GIVEN PASSAGE >>
..........
I think a better approach than setting the platform's default character set, especially as you seem to have restrictions on affecting the application deployment, let alone the platform, is to call the much safer String.getBytes("charsetName"). That way your application is not dependent on things beyond its control.

I personally feel that String.getBytes() should be deprecated, as it has caused serious problems in a number of cases I have seen, where the developer did not account for the default charset possibly changing.

Dov Wasserman
A: 

Excellent comments guys - and things I was already thinking myself. Unfortunately there is an underlying String.getBytes() call that I have no control over. The only way I currently see to get around it is to set the default encoding programmatically.

Any other suggestions?

Every work around on charset related issue in Java cause data lost and huge performance lost. I'd suggest you try your best to fix/take control the underlying getBytes.The implementation of String is quite JRE vendor and version specific; you will not able to ensure the behavior same on all JRE.
Dennis Cheung
+11  A: 

Unfortunately, the file.encoding property has to be specified as the JVM starts up; by the time your main method is entered, the character encoding used by String.getBytes() and the default constructors of InputStreamReader and OutputStreamWriter has been permanently cached.
..........
[Stored data entries]
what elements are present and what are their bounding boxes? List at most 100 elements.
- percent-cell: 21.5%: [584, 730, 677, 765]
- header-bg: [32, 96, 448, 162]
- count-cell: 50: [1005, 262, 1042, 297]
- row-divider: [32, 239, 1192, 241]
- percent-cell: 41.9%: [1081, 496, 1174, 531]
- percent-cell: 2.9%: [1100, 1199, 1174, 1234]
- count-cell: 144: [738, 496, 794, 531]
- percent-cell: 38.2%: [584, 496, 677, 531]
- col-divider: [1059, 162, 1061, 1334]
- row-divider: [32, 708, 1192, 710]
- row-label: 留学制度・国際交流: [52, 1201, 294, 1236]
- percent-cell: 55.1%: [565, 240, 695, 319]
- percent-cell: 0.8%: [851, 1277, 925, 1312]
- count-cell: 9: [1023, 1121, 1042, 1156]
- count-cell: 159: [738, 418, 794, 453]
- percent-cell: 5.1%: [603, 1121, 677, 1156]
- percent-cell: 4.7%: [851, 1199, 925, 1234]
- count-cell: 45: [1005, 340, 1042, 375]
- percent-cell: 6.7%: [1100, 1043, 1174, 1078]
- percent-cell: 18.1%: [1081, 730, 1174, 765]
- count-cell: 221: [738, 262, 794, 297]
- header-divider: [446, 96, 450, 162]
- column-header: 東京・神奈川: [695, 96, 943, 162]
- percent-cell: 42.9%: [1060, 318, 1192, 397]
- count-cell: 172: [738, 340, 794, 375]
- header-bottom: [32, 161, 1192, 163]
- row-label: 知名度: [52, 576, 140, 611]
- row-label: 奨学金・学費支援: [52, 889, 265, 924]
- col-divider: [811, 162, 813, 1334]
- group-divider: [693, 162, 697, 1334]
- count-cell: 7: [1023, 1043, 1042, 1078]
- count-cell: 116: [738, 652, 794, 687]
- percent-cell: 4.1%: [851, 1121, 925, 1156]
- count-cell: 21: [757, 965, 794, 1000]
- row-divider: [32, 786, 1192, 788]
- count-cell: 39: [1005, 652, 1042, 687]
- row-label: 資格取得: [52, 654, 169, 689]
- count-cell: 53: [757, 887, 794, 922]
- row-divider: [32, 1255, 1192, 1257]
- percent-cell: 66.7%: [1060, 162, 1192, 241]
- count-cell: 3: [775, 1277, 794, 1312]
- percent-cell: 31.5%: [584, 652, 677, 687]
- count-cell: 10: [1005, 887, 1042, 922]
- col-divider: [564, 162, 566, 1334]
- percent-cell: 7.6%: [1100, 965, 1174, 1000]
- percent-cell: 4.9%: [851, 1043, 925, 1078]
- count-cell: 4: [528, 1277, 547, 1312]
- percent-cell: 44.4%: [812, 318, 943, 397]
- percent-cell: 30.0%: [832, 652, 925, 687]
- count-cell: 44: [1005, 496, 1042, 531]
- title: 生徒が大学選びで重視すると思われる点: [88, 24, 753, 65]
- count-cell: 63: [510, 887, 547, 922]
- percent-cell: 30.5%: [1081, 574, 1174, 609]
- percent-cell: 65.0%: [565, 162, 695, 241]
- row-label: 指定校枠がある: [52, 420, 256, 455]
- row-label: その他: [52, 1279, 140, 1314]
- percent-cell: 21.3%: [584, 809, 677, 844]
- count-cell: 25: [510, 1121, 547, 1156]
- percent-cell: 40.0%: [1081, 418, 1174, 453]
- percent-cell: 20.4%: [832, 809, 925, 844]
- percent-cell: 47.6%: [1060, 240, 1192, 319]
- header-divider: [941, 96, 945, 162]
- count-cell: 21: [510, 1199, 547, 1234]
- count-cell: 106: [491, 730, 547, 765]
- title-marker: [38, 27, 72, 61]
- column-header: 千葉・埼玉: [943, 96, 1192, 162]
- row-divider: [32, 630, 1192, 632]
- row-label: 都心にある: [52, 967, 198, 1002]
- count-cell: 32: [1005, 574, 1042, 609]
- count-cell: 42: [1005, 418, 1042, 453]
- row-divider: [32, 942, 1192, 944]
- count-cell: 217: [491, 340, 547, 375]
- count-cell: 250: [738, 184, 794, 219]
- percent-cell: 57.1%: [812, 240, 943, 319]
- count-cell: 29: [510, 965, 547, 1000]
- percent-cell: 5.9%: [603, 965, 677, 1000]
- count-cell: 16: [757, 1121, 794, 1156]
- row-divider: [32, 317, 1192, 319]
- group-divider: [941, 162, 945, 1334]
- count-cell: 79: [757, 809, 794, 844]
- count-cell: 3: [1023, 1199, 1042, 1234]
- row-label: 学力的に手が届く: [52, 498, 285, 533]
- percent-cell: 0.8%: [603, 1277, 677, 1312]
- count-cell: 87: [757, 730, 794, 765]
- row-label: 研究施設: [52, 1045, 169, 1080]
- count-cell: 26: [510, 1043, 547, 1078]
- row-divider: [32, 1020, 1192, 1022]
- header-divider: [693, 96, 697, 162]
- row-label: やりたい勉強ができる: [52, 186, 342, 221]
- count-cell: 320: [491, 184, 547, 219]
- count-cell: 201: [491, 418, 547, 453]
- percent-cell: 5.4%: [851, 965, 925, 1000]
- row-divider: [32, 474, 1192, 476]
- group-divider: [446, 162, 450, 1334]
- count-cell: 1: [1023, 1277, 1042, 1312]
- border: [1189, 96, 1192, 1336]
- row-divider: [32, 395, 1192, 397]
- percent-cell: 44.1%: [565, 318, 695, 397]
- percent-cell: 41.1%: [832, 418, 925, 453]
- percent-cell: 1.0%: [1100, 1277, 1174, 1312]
..........
COMPLETE THE FOLLOWING >>
• A. In the Java default charset discussion, when does the file.encoding property have to be specified?
• B. Please resume the Java default charset discussion after its final sentence.

ANSWERS BY ITEM >>
• A. As the JVM starts up.

• B.
Charset.defaultCharset() will reflect changes to the file.encoding property, but most of the code in the core Java libraries that need to determine the default character encoding do not use this mechanism.

When you are encoding or decoding, you can query the file.encoding property or Charset.defaultCharset() to find the current default encoding, and use the appropriate method or constructor overload to specify it.

erickson
+1  A: 

Are you sure you cannot set the encoding at JVM start-up time?

If not, can you subclass the offending class to fix the call to getBytes()? Or maybe re-encode the byte array at a convenient location?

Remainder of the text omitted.